**** Record set

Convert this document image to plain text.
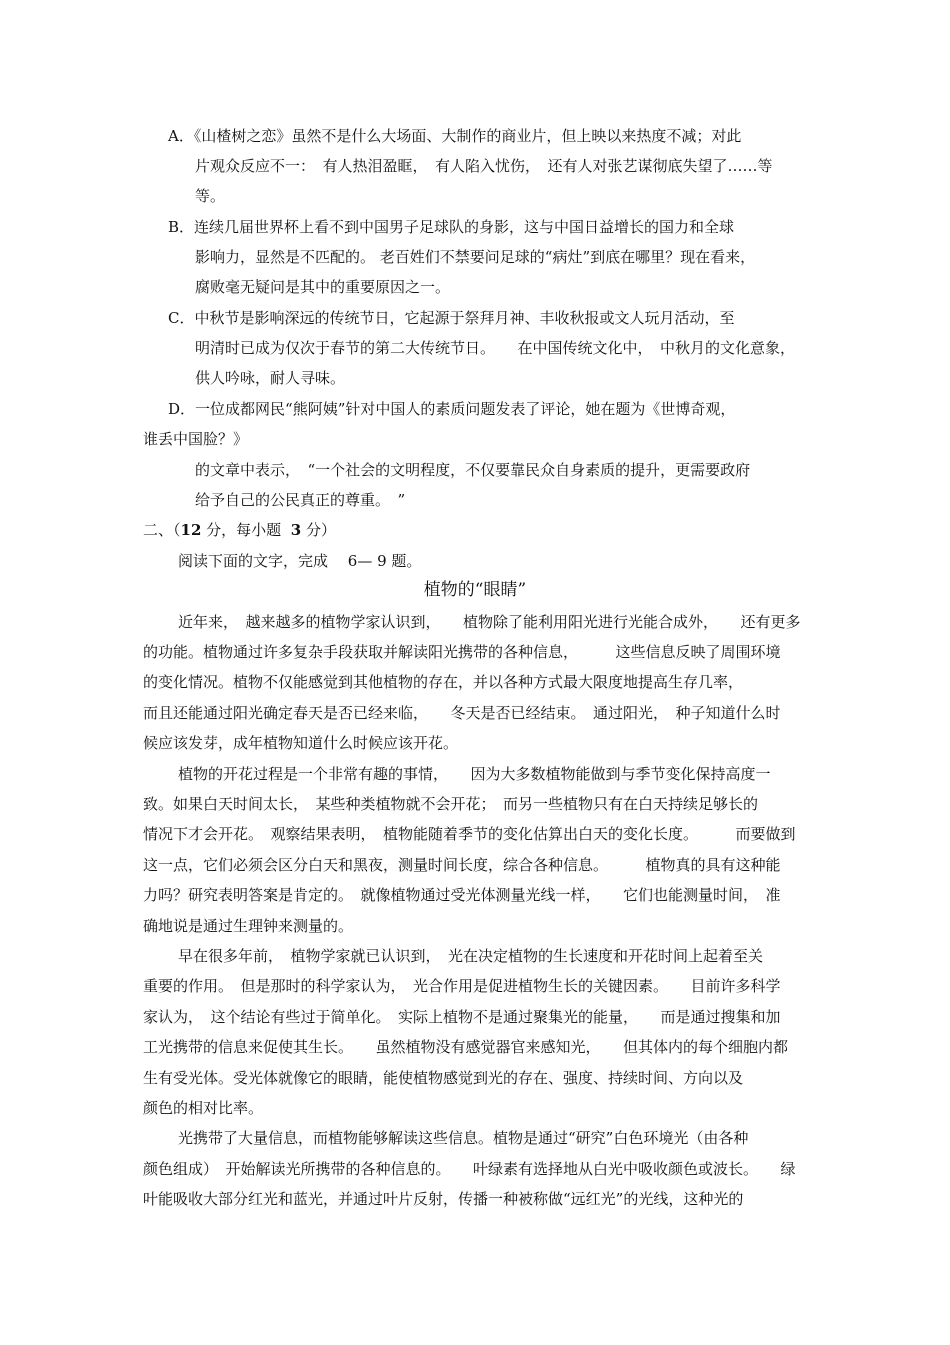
A．《山楂树之恋》虽然不是什么大场面、大制作的商业片，但上映以来热度不减；对此
片观众反应不一：　有人热泪盈眶，　有人陷入忧伤，　还有人对张艺谋彻底失望了……等
等。
B．连续几届世界杯上看不到中国男子足球队的身影，这与中国日益增长的国力和全球
影响力，显然是不匹配的。 老百姓们不禁要问足球的“病灶”到底在哪里？现在看来，
腐败毫无疑问是其中的重要原因之一。
C．中秋节是影响深远的传统节日，它起源于祭拜月神、丰收秋报或文人玩月活动，至
明清时已成为仅次于春节的第二大传统节日。　　在中国传统文化中，　中秋月的文化意象，
供人吟咏，耐人寻味。
D．一位成都网民“熊阿姨”针对中国人的素质问题发表了评论，她在题为《世博奇观，
谁丢中国脸？》
的文章中表示，　“一个社会的文明程度，不仅要靠民众自身素质的提升，更需要政府
给予自己的公民真正的尊重。　”
二、（12 分，每小题 3 分）
阅读下面的文字，完成　 6— 9 题。
植物的“眼睛”
近年来，　越来越多的植物学家认识到，　　植物除了能利用阳光进行光能合成外，　　还有更多
的功能。植物通过许多复杂手段获取并解读阳光携带的各种信息，　　　这些信息反映了周围环境
的变化情况。植物不仅能感觉到其他植物的存在，并以各种方式最大限度地提高生存几率，
而且还能通过阳光确定春天是否已经来临，　　冬天是否已经结束。　通过阳光，　种子知道什么时
候应该发芽，成年植物知道什么时候应该开花。
植物的开花过程是一个非常有趣的事情，　　因为大多数植物能做到与季节变化保持高度一
致。如果白天时间太长，　某些种类植物就不会开花；　而另一些植物只有在白天持续足够长的
情况下才会开花。　观察结果表明，　植物能随着季节的变化估算出白天的变化长度。　　　而要做到
这一点，它们必须会区分白天和黑夜，测量时间长度，综合各种信息。　　　植物真的具有这种能
力吗？研究表明答案是肯定的。　就像植物通过受光体测量光线一样，　　它们也能测量时间，　准
确地说是通过生理钟来测量的。
早在很多年前，　植物学家就已认识到，　光在决定植物的生长速度和开花时间上起着至关
重要的作用。　但是那时的科学家认为，　光合作用是促进植物生长的关键因素。　　目前许多科学
家认为，　这个结论有些过于简单化。　实际上植物不是通过聚集光的能量，　　而是通过搜集和加
工光携带的信息来促使其生长。　　虽然植物没有感觉器官来感知光，　　但其体内的每个细胞内都
生有受光体。受光体就像它的眼睛，能使植物感觉到光的存在、强度、持续时间、方向以及
颜色的相对比率。
光携带了大量信息，而植物能够解读这些信息。植物是通过“研究”白色环境光（由各种
颜色组成）　开始解读光所携带的各种信息的。　　叶绿素有选择地从白光中吸收颜色或波长。　　绿
叶能吸收大部分红光和蓝光，并通过叶片反射，传播一种被称做“远红光”的光线，这种光的
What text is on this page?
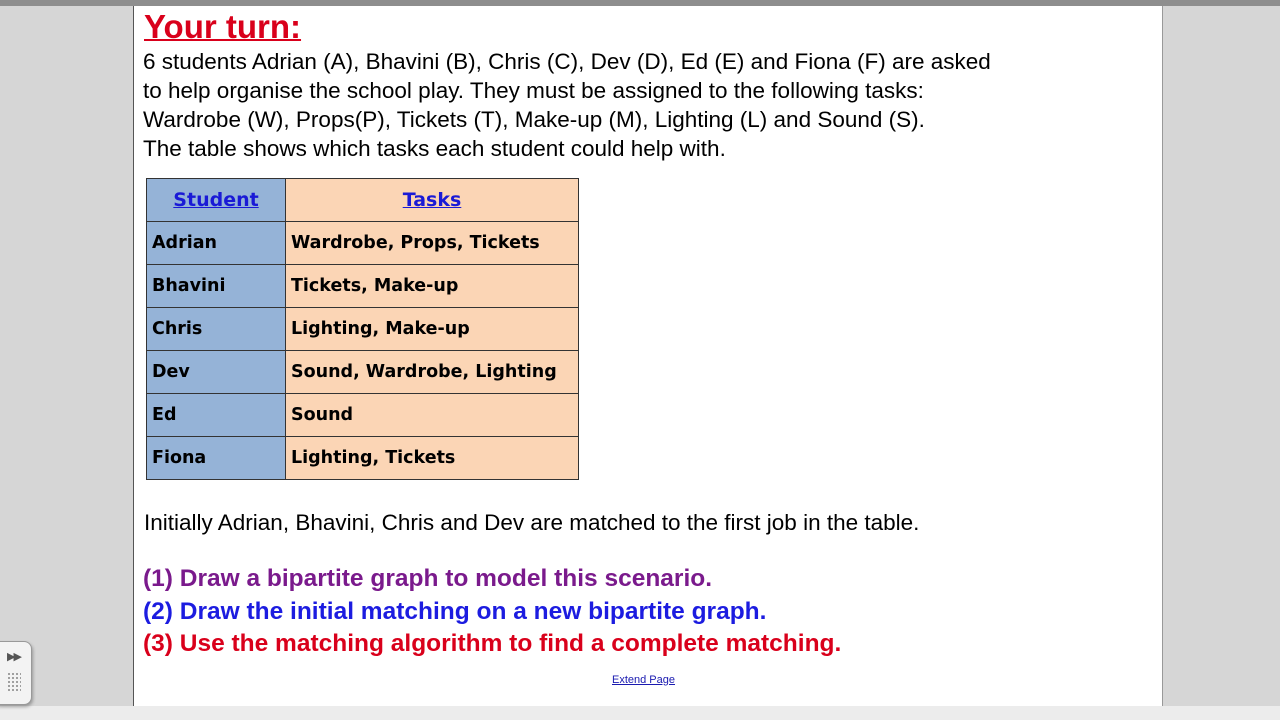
Your turn:
6 students Adrian (A), Bhavini (B), Chris (C), Dev (D), Ed (E) and Fiona (F) are asked
to help organise the school play. They must be assigned to the following tasks:
Wardrobe (W), Props(P), Tickets (T), Make-up (M), Lighting (L) and Sound (S).
The table shows which tasks each student could help with.
Student	Tasks
Adrian	Wardrobe, Props, Tickets
Bhavini	Tickets, Make-up
Chris	Lighting, Make-up
Dev	Sound, Wardrobe, Lighting
Ed	Sound
Fiona	Lighting, Tickets
Initially Adrian, Bhavini, Chris and Dev are matched to the first job in the table.
(1) Draw a bipartite graph to model this scenario.
(2) Draw the initial matching on a new bipartite graph.
(3) Use the matching algorithm to find a complete matching.
Extend Page
▶▶
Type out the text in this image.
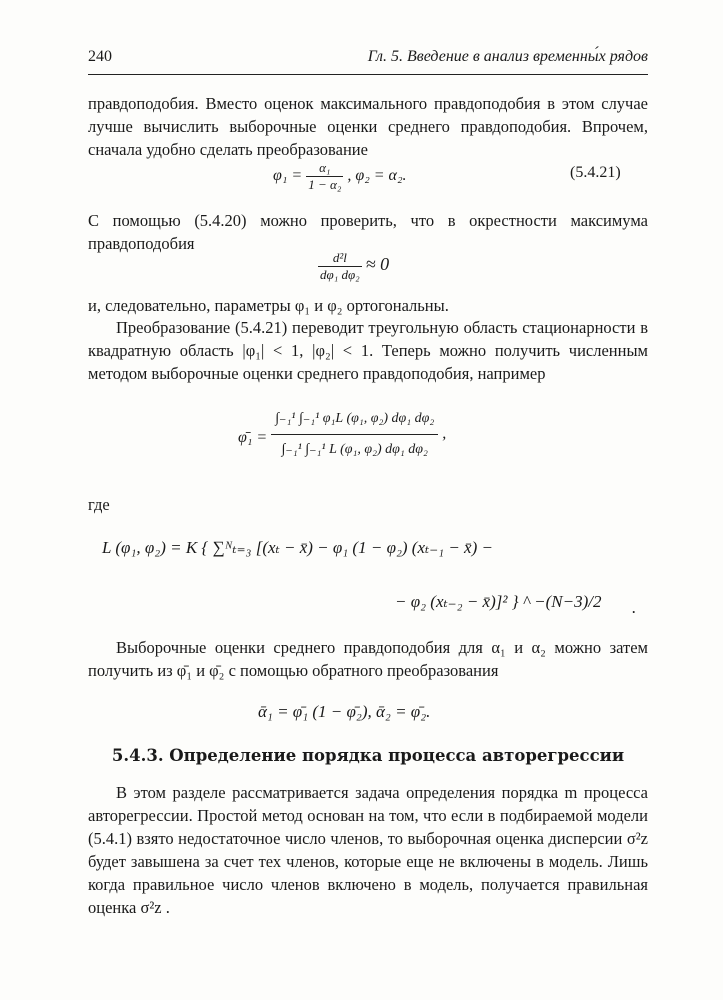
240	Гл. 5. Введение в анализ временны́х рядов

правдоподобия. Вместо оценок максимального правдоподобия в этом случае лучше вычислить выборочные оценки среднего правдоподобия. Впрочем, сначала удобно сделать преобразование

$\varphi_1 = \frac{\text{α₁}}{\text{1 − α₂}}$ , φ₂ = α₂.	(5.4.21)

С помощью (5.4.20) можно проверить, что в окрестности максимума правдоподобия

$\frac{\text{d²l}}{\text{dφ₁ dφ₂}} \approx 0$

и, следовательно, параметры φ₁ и φ₂ ортогональны.

Преобразование (5.4.21) переводит треугольную область стационарности в квадратную область |φ₁| < 1, |φ₂| < 1. Теперь можно получить численным методом выборочные оценки среднего правдоподобия, например

φ̄₁ = $\frac{\text{∫₋₁¹ ∫₋₁¹ φ₁L (φ₁, φ₂) dφ₁ dφ₂}}{\text{∫₋₁¹ ∫₋₁¹ L (φ₁, φ₂) dφ₁ dφ₂}}$ ,

где

L (φ₁, φ₂) = K { ∑ᴺₜ₌₃ [(xₜ − x̄) − φ₁ (1 − φ₂) (xₜ₋₁ − x̄) −
− φ₂ (xₜ₋₂ − x̄)]² } ^ −(N−3)/2 .

Выборочные оценки среднего правдоподобия для α₁ и α₂ можно затем получить из φ̄₁ и φ̄₂ с помощью обратного преобразования

ᾱ₁ = φ̄₁ (1 − φ̄₂), ᾱ₂ = φ̄₂.
5.4.3. Определение порядка процесса авторегрессии

В этом разделе рассматривается задача определения порядка m процесса авторегрессии. Простой метод основан на том, что если в подбираемой модели (5.4.1) взято недостаточное число членов, то выборочная оценка дисперсии σ²z будет завышена за счет тех членов, которые еще не включены в модель. Лишь когда правильное число членов включено в модель, получается правильная оценка σ²z .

********

[Prompt] Retype the listing exactly. Pictures do not belong in the copy.

[Correct response]
Convert this document image to plain text.
A．《山楂树之恋》虽然不是什么大场面、大制作的商业片，但上映以来热度不减；对此
片观众反应不一：　有人热泪盈眶，　有人陷入忧伤，　还有人对张艺谋彻底失望了……等
等。
B．连续几届世界杯上看不到中国男子足球队的身影，这与中国日益增长的国力和全球
影响力，显然是不匹配的。 老百姓们不禁要问足球的“病灶”到底在哪里？现在看来，
腐败毫无疑问是其中的重要原因之一。
C．中秋节是影响深远的传统节日，它起源于祭拜月神、丰收秋报或文人玩月活动，至
明清时已成为仅次于春节的第二大传统节日。　　在中国传统文化中，　中秋月的文化意象，
供人吟咏，耐人寻味。
D．一位成都网民“熊阿姨”针对中国人的素质问题发表了评论，她在题为《世博奇观，
谁丢中国脸？》
的文章中表示，　“一个社会的文明程度，不仅要靠民众自身素质的提升，更需要政府
给予自己的公民真正的尊重。　”
二、（12 分，每小题 3 分）
阅读下面的文字，完成　 6— 9 题。
植物的“眼睛”
近年来，　越来越多的植物学家认识到，　　植物除了能利用阳光进行光能合成外，　　还有更多
的功能。植物通过许多复杂手段获取并解读阳光携带的各种信息，　　　这些信息反映了周围环境
的变化情况。植物不仅能感觉到其他植物的存在，并以各种方式最大限度地提高生存几率，
而且还能通过阳光确定春天是否已经来临，　　冬天是否已经结束。　通过阳光，　种子知道什么时
候应该发芽，成年植物知道什么时候应该开花。
植物的开花过程是一个非常有趣的事情，　　因为大多数植物能做到与季节变化保持高度一
致。如果白天时间太长，　某些种类植物就不会开花；　而另一些植物只有在白天持续足够长的
情况下才会开花。　观察结果表明，　植物能随着季节的变化估算出白天的变化长度。　　　而要做到
这一点，它们必须会区分白天和黑夜，测量时间长度，综合各种信息。　　　植物真的具有这种能
力吗？研究表明答案是肯定的。　就像植物通过受光体测量光线一样，　　它们也能测量时间，　准
确地说是通过生理钟来测量的。
早在很多年前，　植物学家就已认识到，　光在决定植物的生长速度和开花时间上起着至关
重要的作用。　但是那时的科学家认为，　光合作用是促进植物生长的关键因素。　　目前许多科学
家认为，　这个结论有些过于简单化。　实际上植物不是通过聚集光的能量，　　而是通过搜集和加
工光携带的信息来促使其生长。　　虽然植物没有感觉器官来感知光，　　但其体内的每个细胞内都
生有受光体。受光体就像它的眼睛，能使植物感觉到光的存在、强度、持续时间、方向以及
颜色的相对比率。
光携带了大量信息，而植物能够解读这些信息。植物是通过“研究”白色环境光（由各种
颜色组成）　开始解读光所携带的各种信息的。　　叶绿素有选择地从白光中吸收颜色或波长。　　绿
叶能吸收大部分红光和蓝光，并通过叶片反射，传播一种被称做“远红光”的光线，这种光的
What text is on this page?
Your turn:
6 students Adrian (A), Bhavini (B), Chris (C), Dev (D), Ed (E) and Fiona (F) are asked
to help organise the school play. They must be assigned to the following tasks:
Wardrobe (W), Props(P), Tickets (T), Make-up (M), Lighting (L) and Sound (S).
The table shows which tasks each student could help with.
Student	Tasks
Adrian	Wardrobe, Props, Tickets
Bhavini	Tickets, Make-up
Chris	Lighting, Make-up
Dev	Sound, Wardrobe, Lighting
Ed	Sound
Fiona	Lighting, Tickets
Initially Adrian, Bhavini, Chris and Dev are matched to the first job in the table.
(1) Draw a bipartite graph to model this scenario.
(2) Draw the initial matching on a new bipartite graph.
(3) Use the matching algorithm to find a complete matching.
Extend Page
▶▶
Type out the text in this image.
240	Гл. 5. Введение в анализ временны́х рядов

правдоподобия. Вместо оценок максимального правдоподобия в этом случае лучше вычислить выборочные оценки среднего правдоподобия. Впрочем, сначала удобно сделать преобразование

$\varphi_1 = \frac{\text{α₁}}{\text{1 − α₂}}$ , φ₂ = α₂.	(5.4.21)

С помощью (5.4.20) можно проверить, что в окрестности максимума правдоподобия

$\frac{\text{d²l}}{\text{dφ₁ dφ₂}} \approx 0$

и, следовательно, параметры φ₁ и φ₂ ортогональны.

Преобразование (5.4.21) переводит треугольную область стационарности в квадратную область |φ₁| < 1, |φ₂| < 1. Теперь можно получить численным методом выборочные оценки среднего правдоподобия, например

φ̄₁ = $\frac{\text{∫₋₁¹ ∫₋₁¹ φ₁L (φ₁, φ₂) dφ₁ dφ₂}}{\text{∫₋₁¹ ∫₋₁¹ L (φ₁, φ₂) dφ₁ dφ₂}}$ ,

где

L (φ₁, φ₂) = K { ∑ᴺₜ₌₃ [(xₜ − x̄) − φ₁ (1 − φ₂) (xₜ₋₁ − x̄) −
− φ₂ (xₜ₋₂ − x̄)]² } ^ −(N−3)/2 .

Выборочные оценки среднего правдоподобия для α₁ и α₂ можно затем получить из φ̄₁ и φ̄₂ с помощью обратного преобразования

ᾱ₁ = φ̄₁ (1 − φ̄₂), ᾱ₂ = φ̄₂.
5.4.3. Определение порядка процесса авторегрессии

В этом разделе рассматривается задача определения порядка m процесса авторегрессии. Простой метод основан на том, что если в подбираемой модели (5.4.1) взято недостаточное число членов, то выборочная оценка дисперсии σ²z будет завышена за счет тех членов, которые еще не включены в модель. Лишь когда правильное число членов включено в модель, получается правильная оценка σ²z .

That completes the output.